What is needed ->
Keep the pictures out and restate every record exactly.

Dataset ->

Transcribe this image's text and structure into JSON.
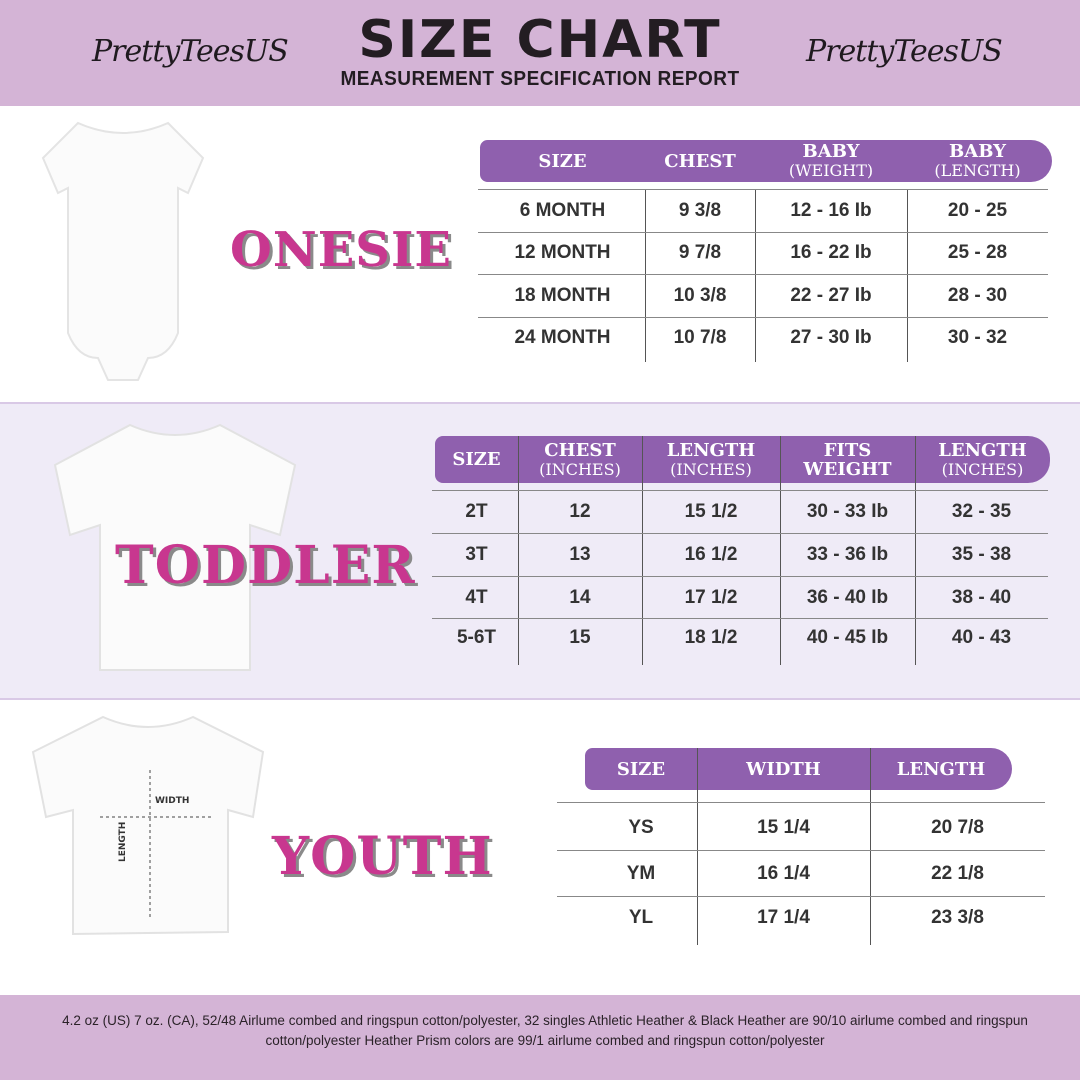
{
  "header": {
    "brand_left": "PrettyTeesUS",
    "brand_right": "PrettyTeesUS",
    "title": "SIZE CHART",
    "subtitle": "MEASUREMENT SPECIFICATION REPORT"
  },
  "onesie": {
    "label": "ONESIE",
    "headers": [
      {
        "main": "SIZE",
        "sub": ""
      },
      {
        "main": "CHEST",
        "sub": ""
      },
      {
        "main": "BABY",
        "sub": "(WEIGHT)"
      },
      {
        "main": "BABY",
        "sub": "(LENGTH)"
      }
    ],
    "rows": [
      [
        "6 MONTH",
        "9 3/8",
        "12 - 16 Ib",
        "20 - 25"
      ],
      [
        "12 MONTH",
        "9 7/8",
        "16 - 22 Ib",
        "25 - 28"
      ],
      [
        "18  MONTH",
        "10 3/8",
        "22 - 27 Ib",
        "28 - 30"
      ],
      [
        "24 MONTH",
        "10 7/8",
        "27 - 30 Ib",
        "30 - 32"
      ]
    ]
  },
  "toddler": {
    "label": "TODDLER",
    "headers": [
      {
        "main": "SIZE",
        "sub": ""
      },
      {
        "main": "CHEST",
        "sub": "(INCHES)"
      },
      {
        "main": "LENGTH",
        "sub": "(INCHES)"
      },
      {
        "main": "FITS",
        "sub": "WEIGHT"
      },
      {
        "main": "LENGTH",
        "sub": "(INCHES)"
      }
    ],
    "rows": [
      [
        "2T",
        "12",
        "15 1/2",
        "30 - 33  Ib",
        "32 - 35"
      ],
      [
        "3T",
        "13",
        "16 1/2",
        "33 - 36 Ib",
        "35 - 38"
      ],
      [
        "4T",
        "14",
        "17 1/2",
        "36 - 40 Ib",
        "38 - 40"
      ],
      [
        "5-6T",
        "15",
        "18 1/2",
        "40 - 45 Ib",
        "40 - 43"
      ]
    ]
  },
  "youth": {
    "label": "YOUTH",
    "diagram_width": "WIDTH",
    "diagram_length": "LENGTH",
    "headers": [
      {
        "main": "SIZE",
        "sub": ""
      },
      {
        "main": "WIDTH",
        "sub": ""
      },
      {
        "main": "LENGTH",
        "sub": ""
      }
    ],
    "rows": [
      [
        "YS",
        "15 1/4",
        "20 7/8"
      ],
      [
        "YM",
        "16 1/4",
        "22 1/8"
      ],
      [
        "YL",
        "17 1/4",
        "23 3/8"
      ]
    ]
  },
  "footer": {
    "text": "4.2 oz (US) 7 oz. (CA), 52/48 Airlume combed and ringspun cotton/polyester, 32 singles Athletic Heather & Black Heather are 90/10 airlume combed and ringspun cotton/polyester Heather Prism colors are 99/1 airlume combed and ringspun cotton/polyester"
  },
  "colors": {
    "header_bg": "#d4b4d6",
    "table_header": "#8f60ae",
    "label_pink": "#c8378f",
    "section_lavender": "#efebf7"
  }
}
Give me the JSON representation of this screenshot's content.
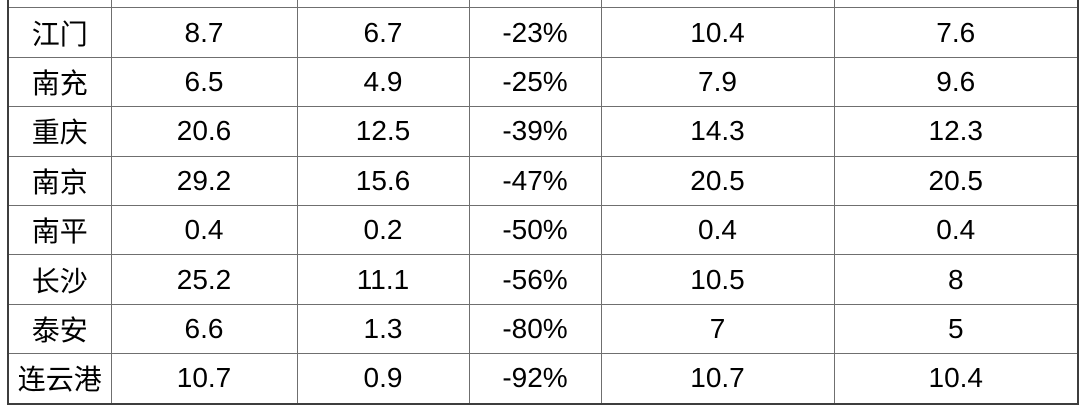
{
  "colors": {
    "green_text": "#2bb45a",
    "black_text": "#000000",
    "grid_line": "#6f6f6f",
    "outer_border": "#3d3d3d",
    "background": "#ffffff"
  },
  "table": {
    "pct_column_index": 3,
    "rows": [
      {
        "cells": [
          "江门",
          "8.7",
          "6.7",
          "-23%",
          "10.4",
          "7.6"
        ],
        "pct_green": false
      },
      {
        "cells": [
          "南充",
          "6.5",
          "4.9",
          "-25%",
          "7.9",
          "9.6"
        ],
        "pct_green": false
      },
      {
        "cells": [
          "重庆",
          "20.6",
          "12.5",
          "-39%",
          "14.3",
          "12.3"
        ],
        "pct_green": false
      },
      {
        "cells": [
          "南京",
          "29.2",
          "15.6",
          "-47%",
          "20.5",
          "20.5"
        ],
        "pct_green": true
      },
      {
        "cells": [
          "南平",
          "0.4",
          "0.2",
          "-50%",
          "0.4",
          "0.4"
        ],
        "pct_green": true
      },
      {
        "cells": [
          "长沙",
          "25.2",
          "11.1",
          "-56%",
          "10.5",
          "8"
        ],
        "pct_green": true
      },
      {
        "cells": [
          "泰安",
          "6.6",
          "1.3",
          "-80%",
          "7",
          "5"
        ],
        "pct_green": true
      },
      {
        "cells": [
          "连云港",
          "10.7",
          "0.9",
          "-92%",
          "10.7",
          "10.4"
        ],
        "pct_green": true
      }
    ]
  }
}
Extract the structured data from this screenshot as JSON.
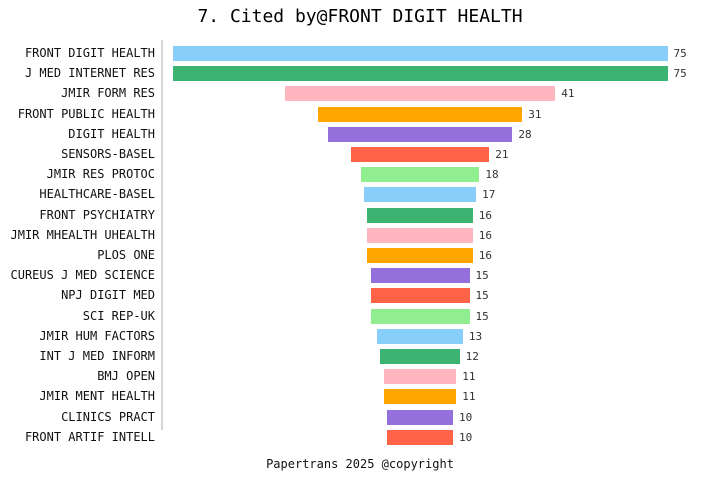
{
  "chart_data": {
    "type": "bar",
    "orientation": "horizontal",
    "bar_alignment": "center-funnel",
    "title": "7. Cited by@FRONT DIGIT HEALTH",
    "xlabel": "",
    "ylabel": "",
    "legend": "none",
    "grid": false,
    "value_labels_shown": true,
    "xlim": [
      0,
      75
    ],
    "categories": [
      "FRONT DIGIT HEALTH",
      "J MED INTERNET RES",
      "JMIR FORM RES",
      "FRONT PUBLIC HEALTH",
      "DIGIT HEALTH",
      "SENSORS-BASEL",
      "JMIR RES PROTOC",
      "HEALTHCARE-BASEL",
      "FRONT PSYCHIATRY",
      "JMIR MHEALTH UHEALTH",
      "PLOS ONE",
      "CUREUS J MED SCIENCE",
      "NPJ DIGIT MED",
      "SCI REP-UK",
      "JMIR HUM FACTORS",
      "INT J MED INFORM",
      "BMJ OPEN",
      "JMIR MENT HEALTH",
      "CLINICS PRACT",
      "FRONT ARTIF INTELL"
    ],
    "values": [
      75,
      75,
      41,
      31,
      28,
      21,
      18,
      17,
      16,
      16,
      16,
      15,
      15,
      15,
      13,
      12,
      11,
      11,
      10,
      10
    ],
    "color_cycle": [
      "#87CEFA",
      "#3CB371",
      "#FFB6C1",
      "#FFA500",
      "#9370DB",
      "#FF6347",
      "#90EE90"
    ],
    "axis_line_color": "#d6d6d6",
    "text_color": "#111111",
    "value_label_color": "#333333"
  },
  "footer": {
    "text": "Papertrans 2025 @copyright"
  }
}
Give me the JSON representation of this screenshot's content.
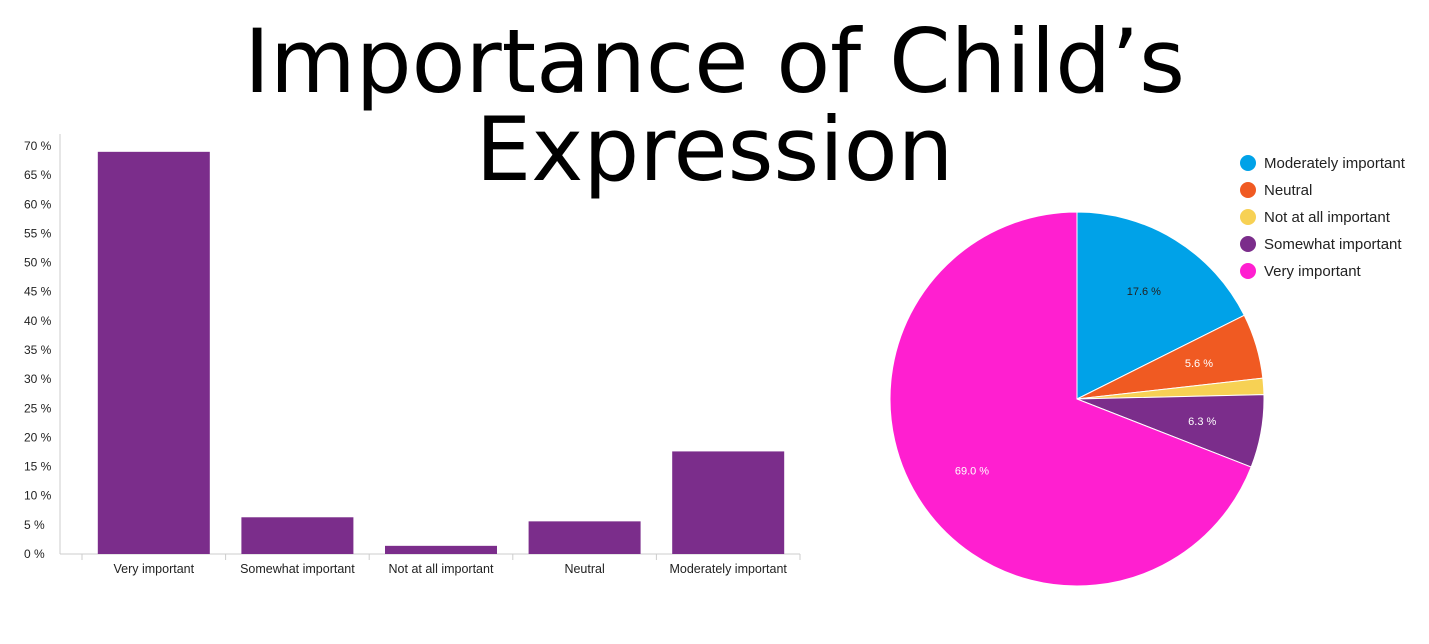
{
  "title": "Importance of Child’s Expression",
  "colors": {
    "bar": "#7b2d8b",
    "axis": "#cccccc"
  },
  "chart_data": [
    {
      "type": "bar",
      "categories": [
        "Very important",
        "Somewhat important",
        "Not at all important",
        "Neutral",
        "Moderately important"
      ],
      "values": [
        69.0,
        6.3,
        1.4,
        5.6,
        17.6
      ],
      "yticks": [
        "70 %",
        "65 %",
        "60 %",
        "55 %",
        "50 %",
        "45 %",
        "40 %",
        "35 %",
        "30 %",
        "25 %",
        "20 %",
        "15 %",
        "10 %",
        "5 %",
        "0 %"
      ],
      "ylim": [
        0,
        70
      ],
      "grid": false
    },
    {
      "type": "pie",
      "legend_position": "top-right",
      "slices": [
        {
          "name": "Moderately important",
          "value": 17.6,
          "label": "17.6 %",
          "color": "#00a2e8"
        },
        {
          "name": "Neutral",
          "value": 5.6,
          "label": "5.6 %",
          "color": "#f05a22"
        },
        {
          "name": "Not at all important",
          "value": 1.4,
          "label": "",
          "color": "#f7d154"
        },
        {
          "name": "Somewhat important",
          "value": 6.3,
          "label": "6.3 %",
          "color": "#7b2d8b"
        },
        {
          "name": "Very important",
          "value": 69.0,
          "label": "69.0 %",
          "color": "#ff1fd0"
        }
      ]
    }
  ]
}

Answer in full ->
Transcribe this image's text and structure into JSON.
{
  "header": {
    "brand_left": "PrettyTeesUS",
    "brand_right": "PrettyTeesUS",
    "title": "SIZE CHART",
    "subtitle": "MEASUREMENT SPECIFICATION REPORT"
  },
  "onesie": {
    "label": "ONESIE",
    "headers": [
      {
        "main": "SIZE",
        "sub": ""
      },
      {
        "main": "CHEST",
        "sub": ""
      },
      {
        "main": "BABY",
        "sub": "(WEIGHT)"
      },
      {
        "main": "BABY",
        "sub": "(LENGTH)"
      }
    ],
    "rows": [
      [
        "6 MONTH",
        "9 3/8",
        "12 - 16 Ib",
        "20 - 25"
      ],
      [
        "12 MONTH",
        "9 7/8",
        "16 - 22 Ib",
        "25 - 28"
      ],
      [
        "18  MONTH",
        "10 3/8",
        "22 - 27 Ib",
        "28 - 30"
      ],
      [
        "24 MONTH",
        "10 7/8",
        "27 - 30 Ib",
        "30 - 32"
      ]
    ]
  },
  "toddler": {
    "label": "TODDLER",
    "headers": [
      {
        "main": "SIZE",
        "sub": ""
      },
      {
        "main": "CHEST",
        "sub": "(INCHES)"
      },
      {
        "main": "LENGTH",
        "sub": "(INCHES)"
      },
      {
        "main": "FITS",
        "sub": "WEIGHT"
      },
      {
        "main": "LENGTH",
        "sub": "(INCHES)"
      }
    ],
    "rows": [
      [
        "2T",
        "12",
        "15 1/2",
        "30 - 33  Ib",
        "32 - 35"
      ],
      [
        "3T",
        "13",
        "16 1/2",
        "33 - 36 Ib",
        "35 - 38"
      ],
      [
        "4T",
        "14",
        "17 1/2",
        "36 - 40 Ib",
        "38 - 40"
      ],
      [
        "5-6T",
        "15",
        "18 1/2",
        "40 - 45 Ib",
        "40 - 43"
      ]
    ]
  },
  "youth": {
    "label": "YOUTH",
    "diagram_width": "WIDTH",
    "diagram_length": "LENGTH",
    "headers": [
      {
        "main": "SIZE",
        "sub": ""
      },
      {
        "main": "WIDTH",
        "sub": ""
      },
      {
        "main": "LENGTH",
        "sub": ""
      }
    ],
    "rows": [
      [
        "YS",
        "15 1/4",
        "20 7/8"
      ],
      [
        "YM",
        "16 1/4",
        "22 1/8"
      ],
      [
        "YL",
        "17 1/4",
        "23 3/8"
      ]
    ]
  },
  "footer": {
    "text": "4.2 oz (US) 7 oz. (CA), 52/48 Airlume combed and ringspun cotton/polyester, 32 singles Athletic Heather & Black Heather are 90/10 airlume combed and ringspun cotton/polyester Heather Prism colors are 99/1 airlume combed and ringspun cotton/polyester"
  },
  "colors": {
    "header_bg": "#d4b4d6",
    "table_header": "#8f60ae",
    "label_pink": "#c8378f",
    "section_lavender": "#efebf7"
  }
}
Give me the JSON representation of this screenshot's content.
{
  "colors": {
    "green_text": "#2bb45a",
    "black_text": "#000000",
    "grid_line": "#6f6f6f",
    "outer_border": "#3d3d3d",
    "background": "#ffffff"
  },
  "table": {
    "pct_column_index": 3,
    "rows": [
      {
        "cells": [
          "江门",
          "8.7",
          "6.7",
          "-23%",
          "10.4",
          "7.6"
        ],
        "pct_green": false
      },
      {
        "cells": [
          "南充",
          "6.5",
          "4.9",
          "-25%",
          "7.9",
          "9.6"
        ],
        "pct_green": false
      },
      {
        "cells": [
          "重庆",
          "20.6",
          "12.5",
          "-39%",
          "14.3",
          "12.3"
        ],
        "pct_green": false
      },
      {
        "cells": [
          "南京",
          "29.2",
          "15.6",
          "-47%",
          "20.5",
          "20.5"
        ],
        "pct_green": true
      },
      {
        "cells": [
          "南平",
          "0.4",
          "0.2",
          "-50%",
          "0.4",
          "0.4"
        ],
        "pct_green": true
      },
      {
        "cells": [
          "长沙",
          "25.2",
          "11.1",
          "-56%",
          "10.5",
          "8"
        ],
        "pct_green": true
      },
      {
        "cells": [
          "泰安",
          "6.6",
          "1.3",
          "-80%",
          "7",
          "5"
        ],
        "pct_green": true
      },
      {
        "cells": [
          "连云港",
          "10.7",
          "0.9",
          "-92%",
          "10.7",
          "10.4"
        ],
        "pct_green": true
      }
    ]
  }
}
Extract the structured data from this screenshot as JSON.
{
  "chart_data": {
    "type": "bar",
    "orientation": "horizontal",
    "bar_alignment": "center-funnel",
    "title": "7. Cited by@FRONT DIGIT HEALTH",
    "xlabel": "",
    "ylabel": "",
    "legend": "none",
    "grid": false,
    "value_labels_shown": true,
    "xlim": [
      0,
      75
    ],
    "categories": [
      "FRONT DIGIT HEALTH",
      "J MED INTERNET RES",
      "JMIR FORM RES",
      "FRONT PUBLIC HEALTH",
      "DIGIT HEALTH",
      "SENSORS-BASEL",
      "JMIR RES PROTOC",
      "HEALTHCARE-BASEL",
      "FRONT PSYCHIATRY",
      "JMIR MHEALTH UHEALTH",
      "PLOS ONE",
      "CUREUS J MED SCIENCE",
      "NPJ DIGIT MED",
      "SCI REP-UK",
      "JMIR HUM FACTORS",
      "INT J MED INFORM",
      "BMJ OPEN",
      "JMIR MENT HEALTH",
      "CLINICS PRACT",
      "FRONT ARTIF INTELL"
    ],
    "values": [
      75,
      75,
      41,
      31,
      28,
      21,
      18,
      17,
      16,
      16,
      16,
      15,
      15,
      15,
      13,
      12,
      11,
      11,
      10,
      10
    ],
    "color_cycle": [
      "#87CEFA",
      "#3CB371",
      "#FFB6C1",
      "#FFA500",
      "#9370DB",
      "#FF6347",
      "#90EE90"
    ],
    "axis_line_color": "#d6d6d6",
    "text_color": "#111111",
    "value_label_color": "#333333"
  },
  "footer": {
    "text": "Papertrans 2025 @copyright"
  }
}
Give me the JSON representation of this screenshot's content.
{
  "title": "Importance of Child’s Expression",
  "colors": {
    "bar": "#7b2d8b",
    "axis": "#cccccc"
  },
  "chart_data": [
    {
      "type": "bar",
      "categories": [
        "Very important",
        "Somewhat important",
        "Not at all important",
        "Neutral",
        "Moderately important"
      ],
      "values": [
        69.0,
        6.3,
        1.4,
        5.6,
        17.6
      ],
      "yticks": [
        "70 %",
        "65 %",
        "60 %",
        "55 %",
        "50 %",
        "45 %",
        "40 %",
        "35 %",
        "30 %",
        "25 %",
        "20 %",
        "15 %",
        "10 %",
        "5 %",
        "0 %"
      ],
      "ylim": [
        0,
        70
      ],
      "grid": false
    },
    {
      "type": "pie",
      "legend_position": "top-right",
      "slices": [
        {
          "name": "Moderately important",
          "value": 17.6,
          "label": "17.6 %",
          "color": "#00a2e8"
        },
        {
          "name": "Neutral",
          "value": 5.6,
          "label": "5.6 %",
          "color": "#f05a22"
        },
        {
          "name": "Not at all important",
          "value": 1.4,
          "label": "",
          "color": "#f7d154"
        },
        {
          "name": "Somewhat important",
          "value": 6.3,
          "label": "6.3 %",
          "color": "#7b2d8b"
        },
        {
          "name": "Very important",
          "value": 69.0,
          "label": "69.0 %",
          "color": "#ff1fd0"
        }
      ]
    }
  ]
}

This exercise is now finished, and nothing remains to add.